Goal: Return the lines where the word "Search" occurs.

Data for processing:
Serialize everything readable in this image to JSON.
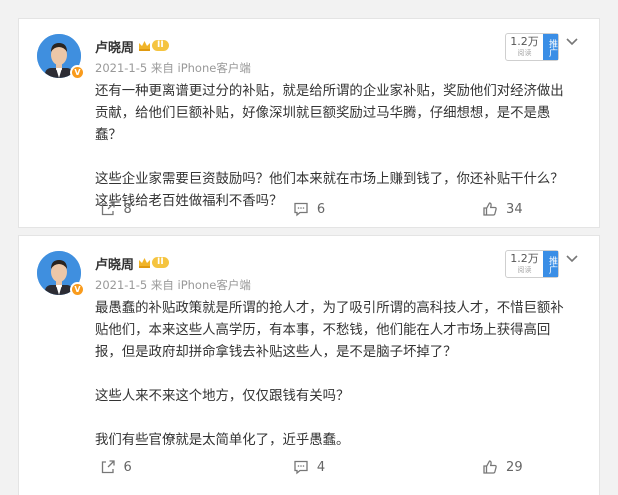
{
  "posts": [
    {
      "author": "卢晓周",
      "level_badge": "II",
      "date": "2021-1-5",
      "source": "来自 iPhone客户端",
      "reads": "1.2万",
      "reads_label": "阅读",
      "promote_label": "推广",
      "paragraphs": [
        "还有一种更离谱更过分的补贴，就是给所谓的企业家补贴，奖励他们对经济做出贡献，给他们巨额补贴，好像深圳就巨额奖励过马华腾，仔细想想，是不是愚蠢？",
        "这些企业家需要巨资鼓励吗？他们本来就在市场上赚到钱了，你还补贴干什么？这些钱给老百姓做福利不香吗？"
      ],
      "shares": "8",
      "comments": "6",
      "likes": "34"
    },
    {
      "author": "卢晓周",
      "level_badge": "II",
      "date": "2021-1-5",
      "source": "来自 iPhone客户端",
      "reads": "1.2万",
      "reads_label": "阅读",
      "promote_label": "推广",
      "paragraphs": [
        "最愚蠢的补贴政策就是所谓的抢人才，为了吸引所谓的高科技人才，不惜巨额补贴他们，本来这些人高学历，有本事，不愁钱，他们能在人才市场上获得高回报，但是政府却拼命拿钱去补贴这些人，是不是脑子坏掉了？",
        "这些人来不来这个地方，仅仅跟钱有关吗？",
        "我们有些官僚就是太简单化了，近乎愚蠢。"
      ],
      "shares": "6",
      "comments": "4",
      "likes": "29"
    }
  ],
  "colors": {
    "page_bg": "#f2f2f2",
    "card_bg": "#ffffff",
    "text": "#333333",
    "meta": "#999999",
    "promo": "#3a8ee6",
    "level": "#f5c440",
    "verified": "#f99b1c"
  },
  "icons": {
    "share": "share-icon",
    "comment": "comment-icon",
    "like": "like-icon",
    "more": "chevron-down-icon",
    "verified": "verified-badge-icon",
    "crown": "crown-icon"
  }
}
...
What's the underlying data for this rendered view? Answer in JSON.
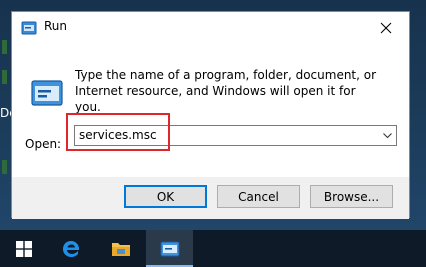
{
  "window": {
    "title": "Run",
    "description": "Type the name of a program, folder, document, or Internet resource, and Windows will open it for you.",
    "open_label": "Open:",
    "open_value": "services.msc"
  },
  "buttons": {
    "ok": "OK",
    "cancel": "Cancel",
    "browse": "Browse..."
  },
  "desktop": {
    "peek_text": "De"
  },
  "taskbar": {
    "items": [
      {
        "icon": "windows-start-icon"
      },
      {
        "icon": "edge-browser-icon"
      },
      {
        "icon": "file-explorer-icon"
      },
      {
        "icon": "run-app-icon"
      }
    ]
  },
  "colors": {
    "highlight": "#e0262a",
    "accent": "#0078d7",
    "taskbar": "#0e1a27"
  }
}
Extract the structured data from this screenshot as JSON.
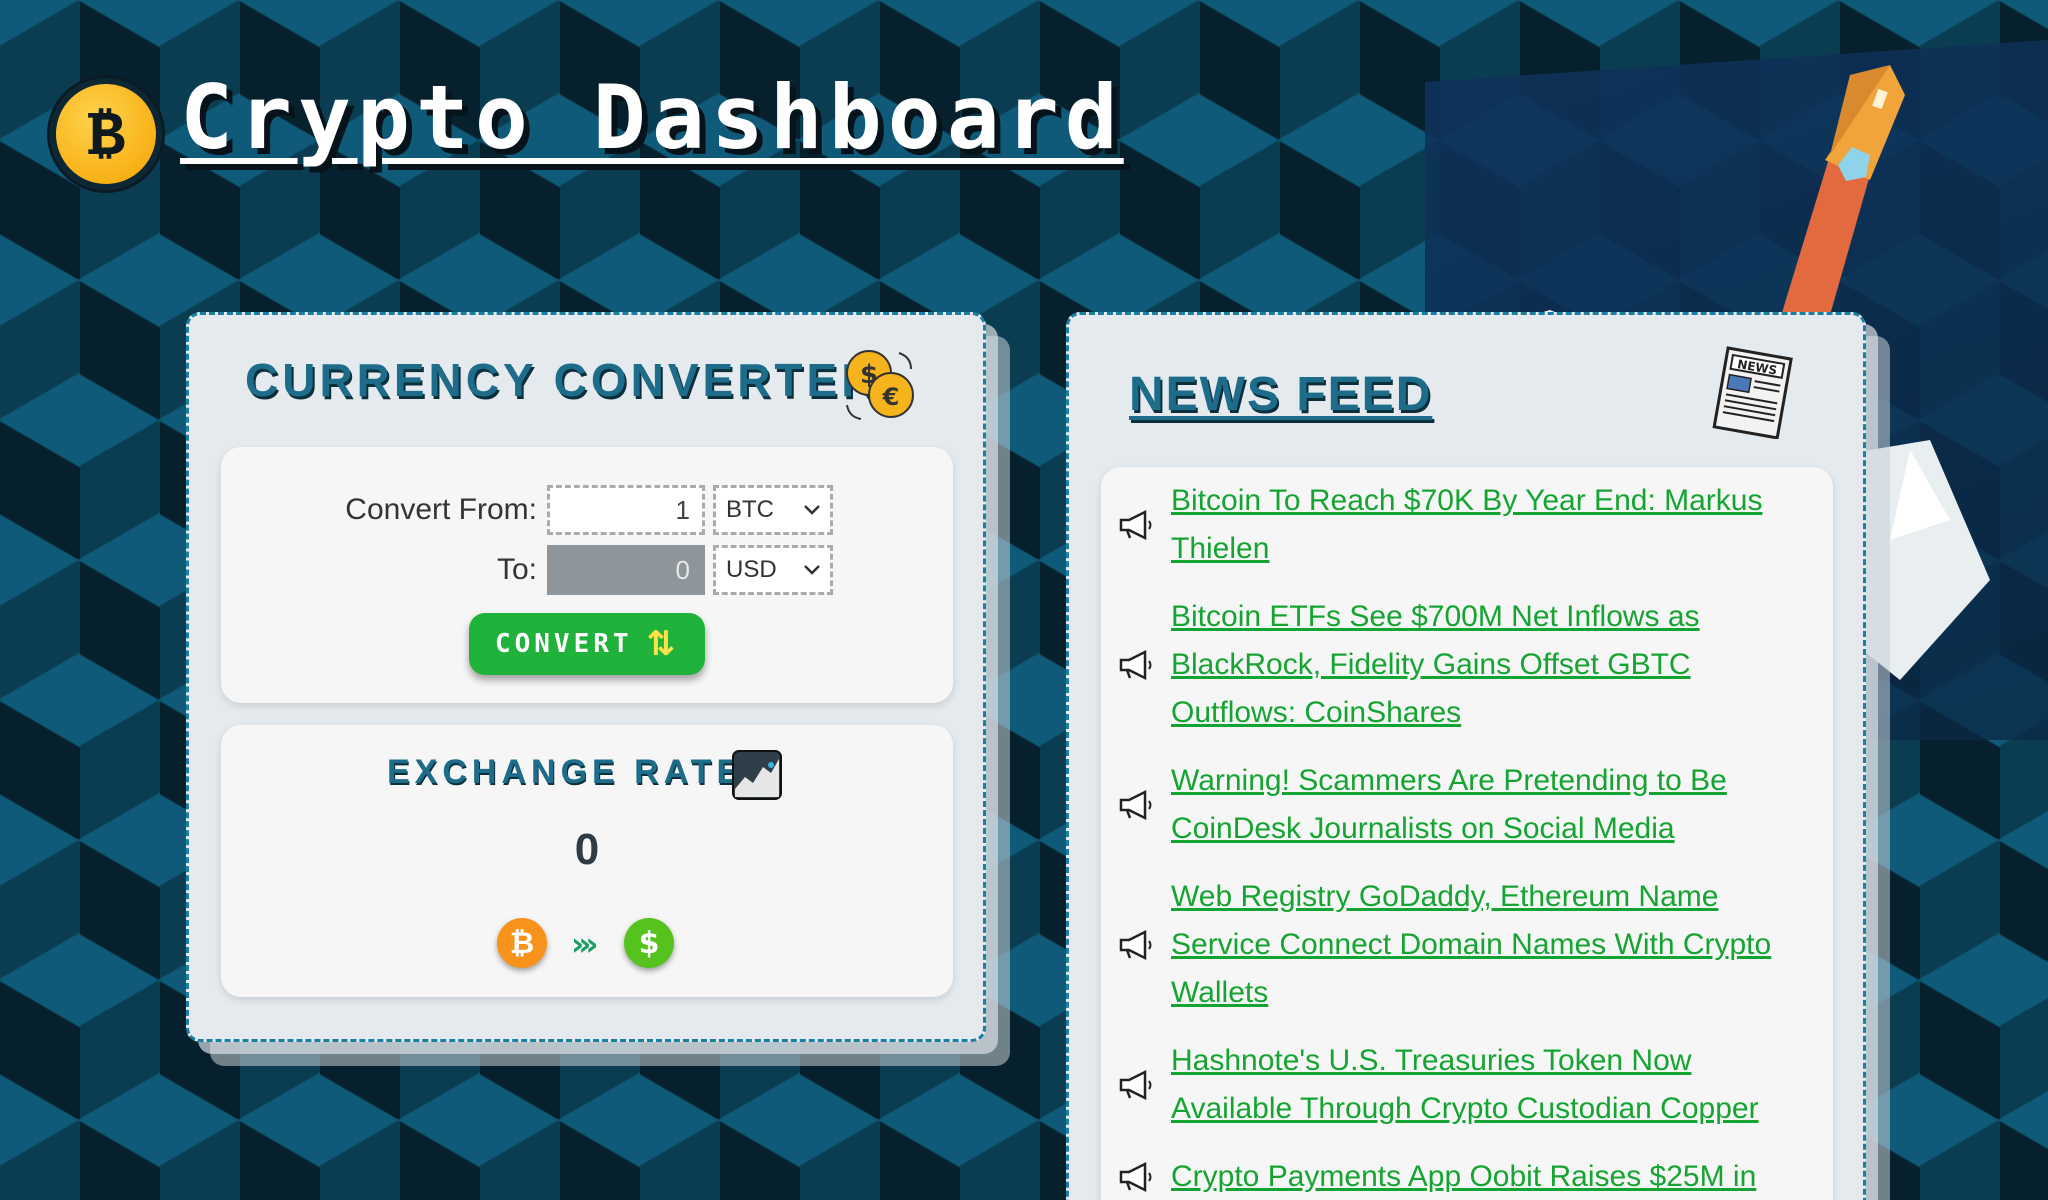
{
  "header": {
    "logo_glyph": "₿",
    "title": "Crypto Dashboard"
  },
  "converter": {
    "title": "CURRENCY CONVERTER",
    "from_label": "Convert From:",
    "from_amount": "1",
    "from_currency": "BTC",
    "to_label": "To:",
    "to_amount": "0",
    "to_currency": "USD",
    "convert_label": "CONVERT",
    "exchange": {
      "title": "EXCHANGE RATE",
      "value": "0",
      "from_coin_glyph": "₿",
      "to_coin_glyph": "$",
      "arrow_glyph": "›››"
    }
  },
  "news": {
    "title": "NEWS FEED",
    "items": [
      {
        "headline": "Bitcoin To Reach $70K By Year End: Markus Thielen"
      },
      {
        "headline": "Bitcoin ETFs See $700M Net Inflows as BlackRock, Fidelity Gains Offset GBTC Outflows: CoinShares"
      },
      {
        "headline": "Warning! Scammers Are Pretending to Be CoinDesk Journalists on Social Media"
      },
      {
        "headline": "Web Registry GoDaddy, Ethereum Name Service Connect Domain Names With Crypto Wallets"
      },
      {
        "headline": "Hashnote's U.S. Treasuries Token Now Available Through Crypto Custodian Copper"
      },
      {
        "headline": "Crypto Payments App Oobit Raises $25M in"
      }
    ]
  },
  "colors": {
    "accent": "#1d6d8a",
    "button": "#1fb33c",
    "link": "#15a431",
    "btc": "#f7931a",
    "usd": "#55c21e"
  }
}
---
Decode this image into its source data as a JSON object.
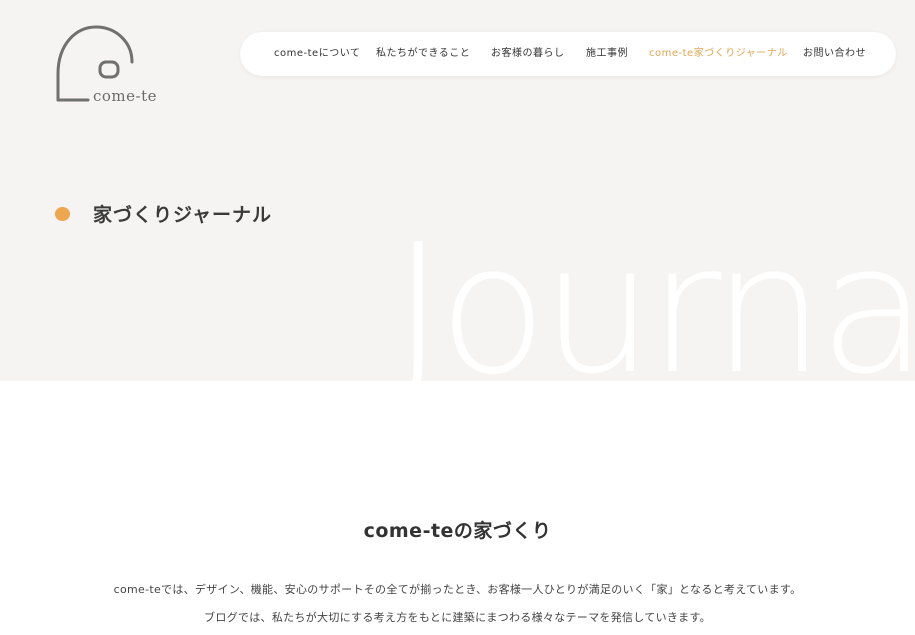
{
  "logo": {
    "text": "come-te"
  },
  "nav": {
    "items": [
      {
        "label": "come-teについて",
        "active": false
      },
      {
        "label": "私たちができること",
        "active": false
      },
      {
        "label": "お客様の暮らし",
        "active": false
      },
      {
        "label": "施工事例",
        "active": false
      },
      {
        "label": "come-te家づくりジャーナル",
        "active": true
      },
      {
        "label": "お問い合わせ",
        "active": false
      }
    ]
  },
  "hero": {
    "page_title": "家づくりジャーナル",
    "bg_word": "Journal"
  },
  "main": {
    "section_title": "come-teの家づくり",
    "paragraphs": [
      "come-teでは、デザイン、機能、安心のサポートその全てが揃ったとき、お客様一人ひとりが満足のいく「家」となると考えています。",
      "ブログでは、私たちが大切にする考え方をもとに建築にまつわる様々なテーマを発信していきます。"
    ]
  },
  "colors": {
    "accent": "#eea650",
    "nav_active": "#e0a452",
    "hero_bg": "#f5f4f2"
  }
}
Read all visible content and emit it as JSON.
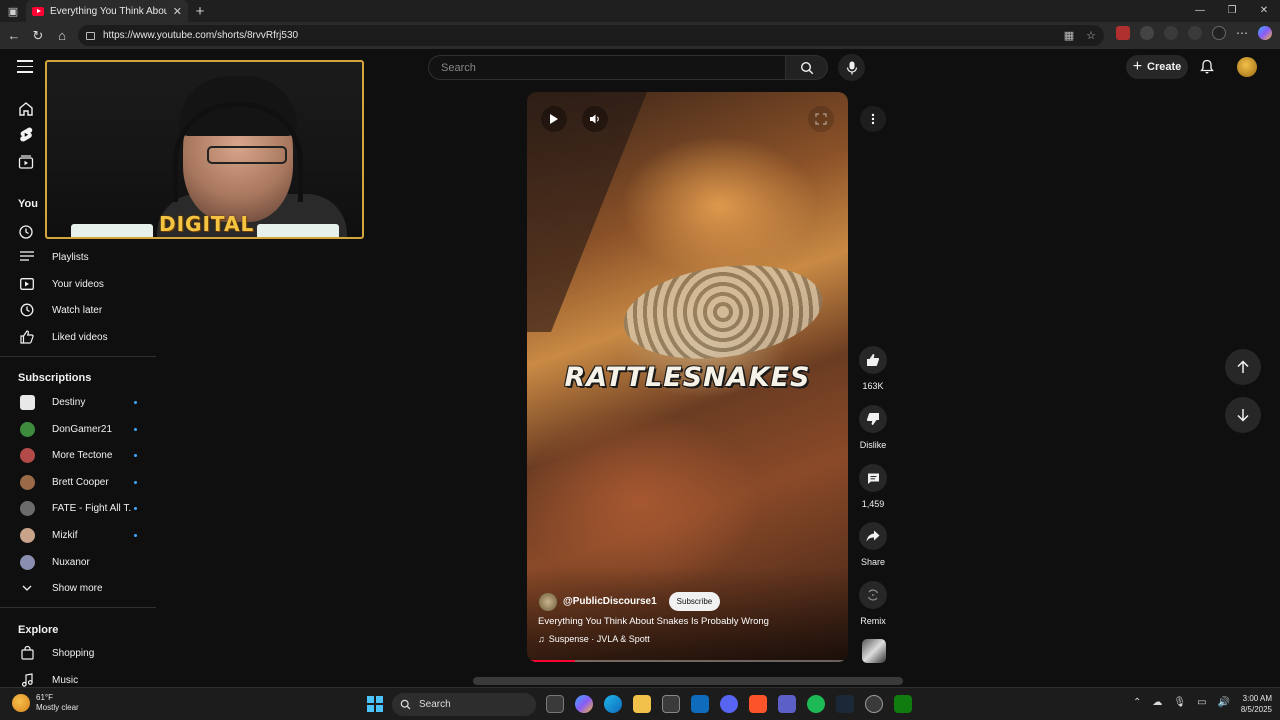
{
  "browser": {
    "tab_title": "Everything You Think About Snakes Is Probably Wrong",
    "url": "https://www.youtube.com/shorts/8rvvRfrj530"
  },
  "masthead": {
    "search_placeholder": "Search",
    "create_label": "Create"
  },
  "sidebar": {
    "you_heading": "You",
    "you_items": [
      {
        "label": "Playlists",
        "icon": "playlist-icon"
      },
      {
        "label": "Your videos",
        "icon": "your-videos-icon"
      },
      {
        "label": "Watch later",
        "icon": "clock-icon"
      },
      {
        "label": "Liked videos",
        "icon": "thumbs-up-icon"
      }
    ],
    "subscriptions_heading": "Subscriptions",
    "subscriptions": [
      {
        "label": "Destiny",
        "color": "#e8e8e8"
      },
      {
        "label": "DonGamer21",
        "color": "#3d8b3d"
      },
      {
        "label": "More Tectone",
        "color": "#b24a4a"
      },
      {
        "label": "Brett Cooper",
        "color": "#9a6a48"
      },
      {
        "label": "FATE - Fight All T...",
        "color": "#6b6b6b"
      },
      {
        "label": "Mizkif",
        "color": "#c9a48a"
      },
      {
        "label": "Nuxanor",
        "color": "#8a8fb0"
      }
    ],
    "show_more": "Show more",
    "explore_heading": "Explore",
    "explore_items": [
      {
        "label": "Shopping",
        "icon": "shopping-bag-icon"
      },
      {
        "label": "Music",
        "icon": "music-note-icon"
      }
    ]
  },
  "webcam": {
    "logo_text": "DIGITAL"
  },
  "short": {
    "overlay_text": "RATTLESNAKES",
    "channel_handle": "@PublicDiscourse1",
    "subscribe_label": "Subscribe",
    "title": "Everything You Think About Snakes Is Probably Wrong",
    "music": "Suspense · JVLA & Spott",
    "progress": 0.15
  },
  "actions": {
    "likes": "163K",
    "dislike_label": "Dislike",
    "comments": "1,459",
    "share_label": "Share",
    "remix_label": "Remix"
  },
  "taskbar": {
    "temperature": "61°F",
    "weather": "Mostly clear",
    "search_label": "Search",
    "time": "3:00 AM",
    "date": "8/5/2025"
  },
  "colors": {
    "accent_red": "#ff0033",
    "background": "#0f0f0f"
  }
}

Correct result:
    "search_placeholder": "Search",
    "search_label": "Search",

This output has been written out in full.